Goal of the exercise:
Repeat every entry word for word, skipping the pictures.
>>>
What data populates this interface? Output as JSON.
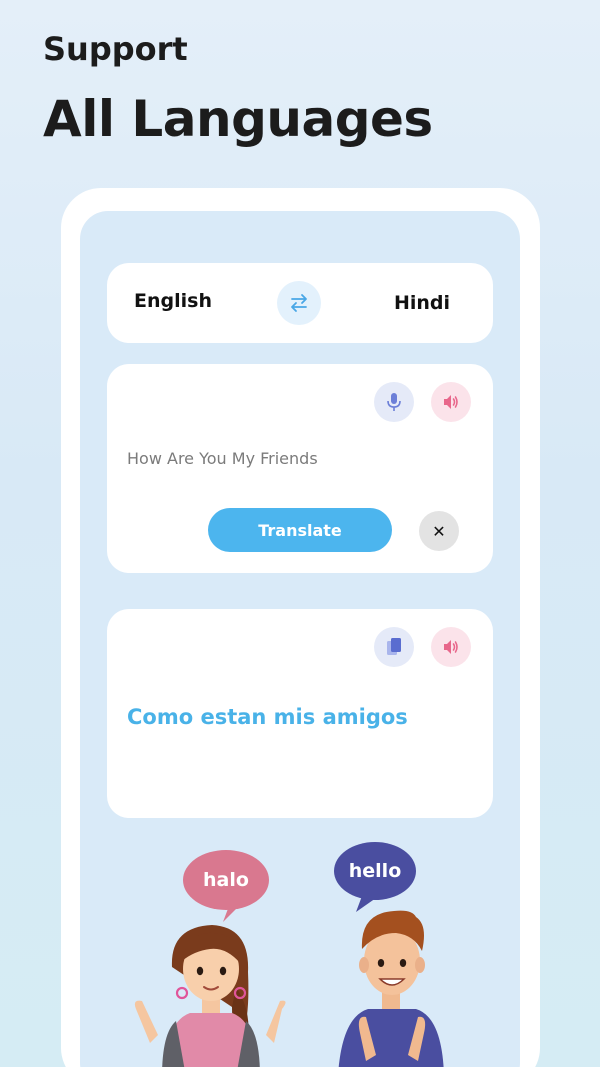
{
  "headline": {
    "subtitle": "Support",
    "title": "All Languages"
  },
  "language_selector": {
    "source": "English",
    "target": "Hindi",
    "swap_icon": "swap-arrows-icon"
  },
  "input_card": {
    "text": "How Are You My Friends",
    "mic_icon": "microphone-icon",
    "speaker_icon": "speaker-icon",
    "translate_label": "Translate",
    "clear_icon": "close-icon",
    "clear_glyph": "✕"
  },
  "output_card": {
    "text": "Como estan mis amigos",
    "copy_icon": "copy-icon",
    "speaker_icon": "speaker-icon"
  },
  "illustration": {
    "left_bubble": "halo",
    "right_bubble": "hello"
  },
  "colors": {
    "accent": "#4cb5ee",
    "output_text": "#49b2e8",
    "halo_bubble": "#d9788f",
    "hello_bubble": "#4a4ea0",
    "mic": "#6c7fd8",
    "speaker": "#e8678b"
  }
}
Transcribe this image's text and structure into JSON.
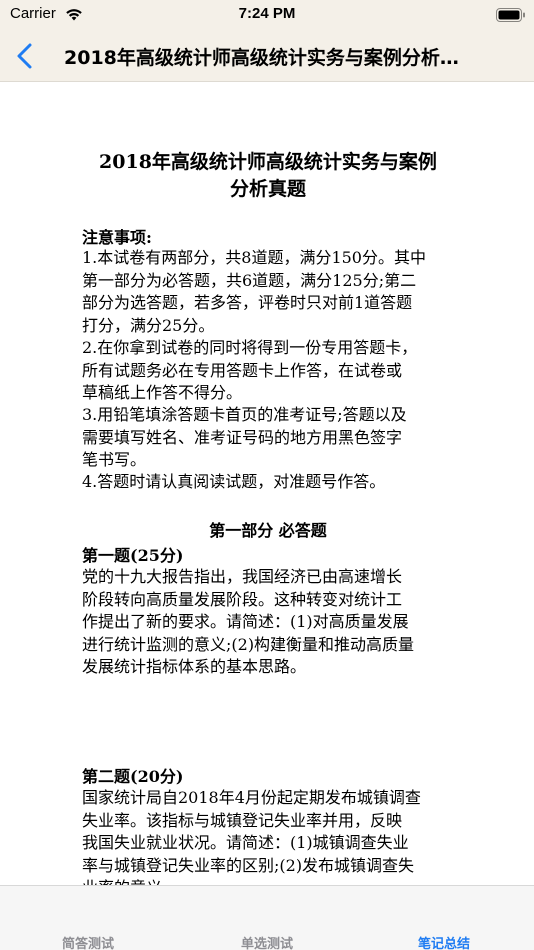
{
  "status_bar": {
    "carrier": "Carrier",
    "time": "7:24 PM",
    "icons": [
      "wifi-icon",
      "battery-icon"
    ]
  },
  "nav": {
    "back_icon": "chevron-left-icon",
    "title": "2018年高级统计师高级统计实务与案例分析…"
  },
  "document": {
    "title_line1": "2018年高级统计师高级统计实务与案例",
    "title_line2": "分析真题",
    "notes_heading": "注意事项:",
    "notes": [
      [
        "1.本试卷有两部分，共8道题，满分150分。其中",
        "第一部分为必答题，共6道题，满分125分;第二",
        "部分为选答题，若多答，评卷时只对前1道答题",
        "打分，满分25分。"
      ],
      [
        "2.在你拿到试卷的同时将得到一份专用答题卡，",
        "所有试题务必在专用答题卡上作答，在试卷或",
        "草稿纸上作答不得分。"
      ],
      [
        "3.用铅笔填涂答题卡首页的准考证号;答题以及",
        "需要填写姓名、准考证号码的地方用黑色签字",
        "笔书写。"
      ],
      [
        "4.答题时请认真阅读试题，对准题号作答。"
      ]
    ],
    "section_heading": "第一部分 必答题",
    "q1_heading": "第一题(25分)",
    "q1_text": [
      "党的十九大报告指出，我国经济已由高速增长",
      "阶段转向高质量发展阶段。这种转变对统计工",
      "作提出了新的要求。请简述：(1)对高质量发展",
      "进行统计监测的意义;(2)构建衡量和推动高质量",
      "发展统计指标体系的基本思路。"
    ],
    "q2_heading": "第二题(20分)",
    "q2_text": [
      "国家统计局自2018年4月份起定期发布城镇调查",
      "失业率。该指标与城镇登记失业率并用，反映",
      "我国失业就业状况。请简述：(1)城镇调查失业",
      "率与城镇登记失业率的区别;(2)发布城镇调查失",
      "业率的意义。"
    ]
  },
  "tabs": [
    {
      "label": "简答测试",
      "active": false
    },
    {
      "label": "单选测试",
      "active": false
    },
    {
      "label": "笔记总结",
      "active": true
    }
  ],
  "colors": {
    "bar_bg": "#f4f0e8",
    "accent": "#1f7cf2",
    "tab_inactive": "#8e8e93"
  }
}
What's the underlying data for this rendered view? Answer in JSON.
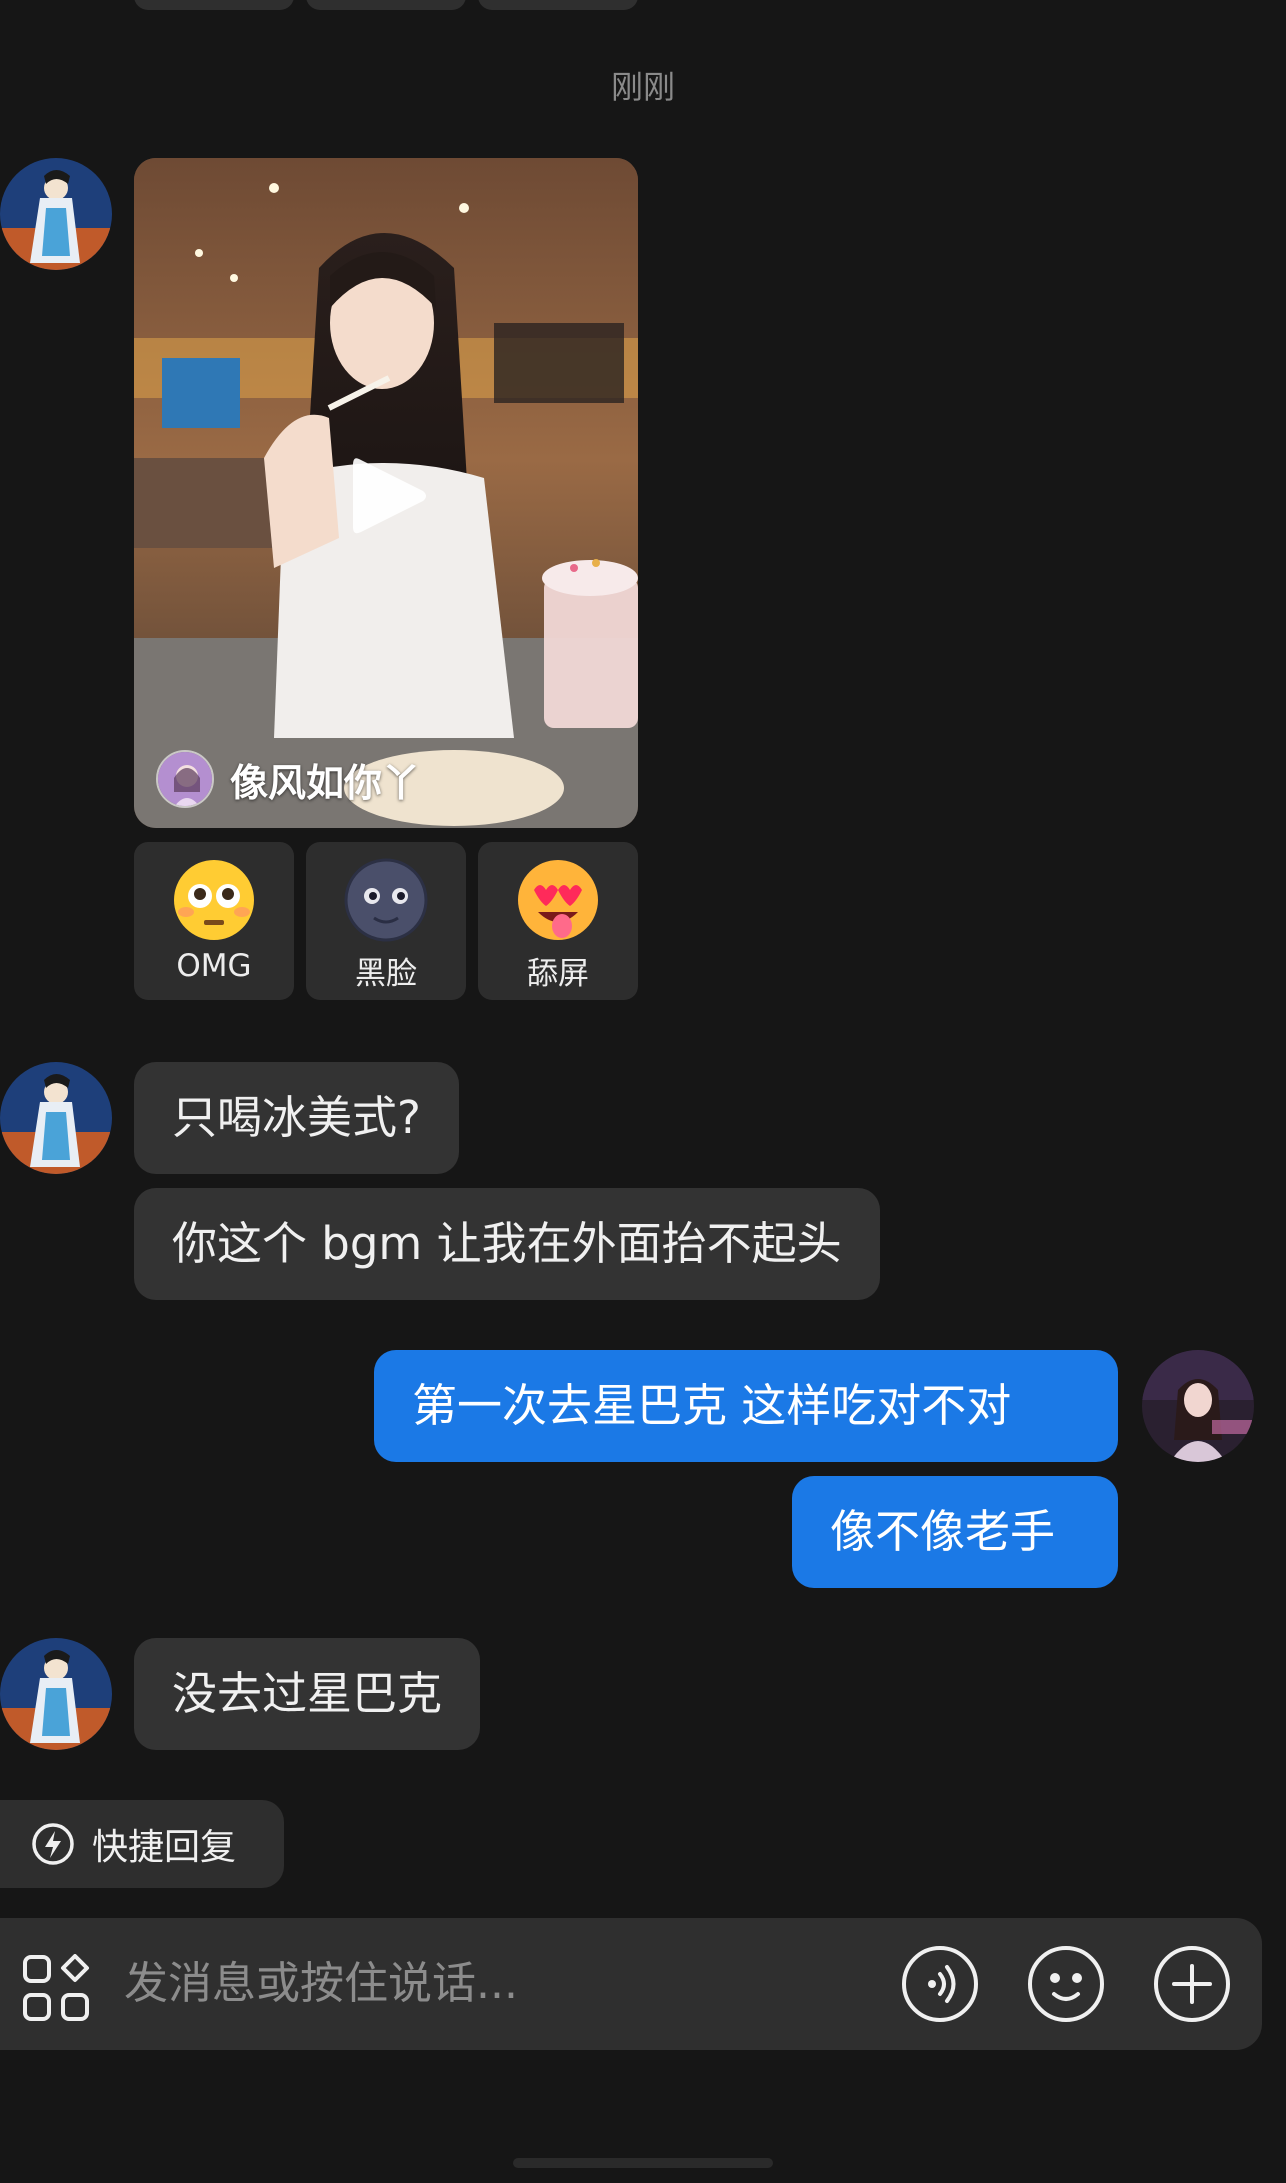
{
  "timestamp": "刚刚",
  "video_share": {
    "author_name": "像风如你丫",
    "play_icon": "play-icon"
  },
  "reactions": [
    {
      "label": "OMG",
      "emoji": "flushed-face"
    },
    {
      "label": "黑脸",
      "emoji": "new-moon-face"
    },
    {
      "label": "舔屏",
      "emoji": "heart-eyes-tongue-face"
    }
  ],
  "messages": {
    "in_1": "只喝冰美式?",
    "in_2": "你这个 bgm 让我在外面抬不起头",
    "out_1": "第一次去星巴克 这样吃对不对",
    "out_2": "像不像老手",
    "in_3": "没去过星巴克"
  },
  "quick_reply": {
    "label": "快捷回复",
    "icon": "lightning-icon"
  },
  "input_bar": {
    "placeholder": "发消息或按住说话...",
    "apps_icon": "apps-grid-icon",
    "voice_icon": "voice-icon",
    "emoji_icon": "emoji-icon",
    "plus_icon": "plus-icon"
  },
  "colors": {
    "background": "#161616",
    "incoming_bubble": "#333333",
    "outgoing_bubble": "#1b79e6"
  }
}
<<<
Reply:
What data populates this interface? Output as JSON.
{
  "headline": {
    "subtitle": "Support",
    "title": "All Languages"
  },
  "language_selector": {
    "source": "English",
    "target": "Hindi",
    "swap_icon": "swap-arrows-icon"
  },
  "input_card": {
    "text": "How Are You My Friends",
    "mic_icon": "microphone-icon",
    "speaker_icon": "speaker-icon",
    "translate_label": "Translate",
    "clear_icon": "close-icon",
    "clear_glyph": "✕"
  },
  "output_card": {
    "text": "Como estan mis amigos",
    "copy_icon": "copy-icon",
    "speaker_icon": "speaker-icon"
  },
  "illustration": {
    "left_bubble": "halo",
    "right_bubble": "hello"
  },
  "colors": {
    "accent": "#4cb5ee",
    "output_text": "#49b2e8",
    "halo_bubble": "#d9788f",
    "hello_bubble": "#4a4ea0",
    "mic": "#6c7fd8",
    "speaker": "#e8678b"
  }
}
Transcribe this image's text and structure into JSON.
{
  "status_bar": {
    "carrier": "Carrier",
    "time": "7:24 PM",
    "icons": [
      "wifi-icon",
      "battery-icon"
    ]
  },
  "nav": {
    "back_icon": "chevron-left-icon",
    "title": "2018年高级统计师高级统计实务与案例分析…"
  },
  "document": {
    "title_line1": "2018年高级统计师高级统计实务与案例",
    "title_line2": "分析真题",
    "notes_heading": "注意事项:",
    "notes": [
      [
        "1.本试卷有两部分，共8道题，满分150分。其中",
        "第一部分为必答题，共6道题，满分125分;第二",
        "部分为选答题，若多答，评卷时只对前1道答题",
        "打分，满分25分。"
      ],
      [
        "2.在你拿到试卷的同时将得到一份专用答题卡，",
        "所有试题务必在专用答题卡上作答，在试卷或",
        "草稿纸上作答不得分。"
      ],
      [
        "3.用铅笔填涂答题卡首页的准考证号;答题以及",
        "需要填写姓名、准考证号码的地方用黑色签字",
        "笔书写。"
      ],
      [
        "4.答题时请认真阅读试题，对准题号作答。"
      ]
    ],
    "section_heading": "第一部分 必答题",
    "q1_heading": "第一题(25分)",
    "q1_text": [
      "党的十九大报告指出，我国经济已由高速增长",
      "阶段转向高质量发展阶段。这种转变对统计工",
      "作提出了新的要求。请简述：(1)对高质量发展",
      "进行统计监测的意义;(2)构建衡量和推动高质量",
      "发展统计指标体系的基本思路。"
    ],
    "q2_heading": "第二题(20分)",
    "q2_text": [
      "国家统计局自2018年4月份起定期发布城镇调查",
      "失业率。该指标与城镇登记失业率并用，反映",
      "我国失业就业状况。请简述：(1)城镇调查失业",
      "率与城镇登记失业率的区别;(2)发布城镇调查失",
      "业率的意义。"
    ]
  },
  "tabs": [
    {
      "label": "简答测试",
      "active": false
    },
    {
      "label": "单选测试",
      "active": false
    },
    {
      "label": "笔记总结",
      "active": true
    }
  ],
  "colors": {
    "bar_bg": "#f4f0e8",
    "accent": "#1f7cf2",
    "tab_inactive": "#8e8e93"
  }
}
What's the underlying data for this rendered view? Answer in JSON.
{
  "timestamp": "刚刚",
  "video_share": {
    "author_name": "像风如你丫",
    "play_icon": "play-icon"
  },
  "reactions": [
    {
      "label": "OMG",
      "emoji": "flushed-face"
    },
    {
      "label": "黑脸",
      "emoji": "new-moon-face"
    },
    {
      "label": "舔屏",
      "emoji": "heart-eyes-tongue-face"
    }
  ],
  "messages": {
    "in_1": "只喝冰美式?",
    "in_2": "你这个 bgm 让我在外面抬不起头",
    "out_1": "第一次去星巴克 这样吃对不对",
    "out_2": "像不像老手",
    "in_3": "没去过星巴克"
  },
  "quick_reply": {
    "label": "快捷回复",
    "icon": "lightning-icon"
  },
  "input_bar": {
    "placeholder": "发消息或按住说话...",
    "apps_icon": "apps-grid-icon",
    "voice_icon": "voice-icon",
    "emoji_icon": "emoji-icon",
    "plus_icon": "plus-icon"
  },
  "colors": {
    "background": "#161616",
    "incoming_bubble": "#333333",
    "outgoing_bubble": "#1b79e6"
  }
}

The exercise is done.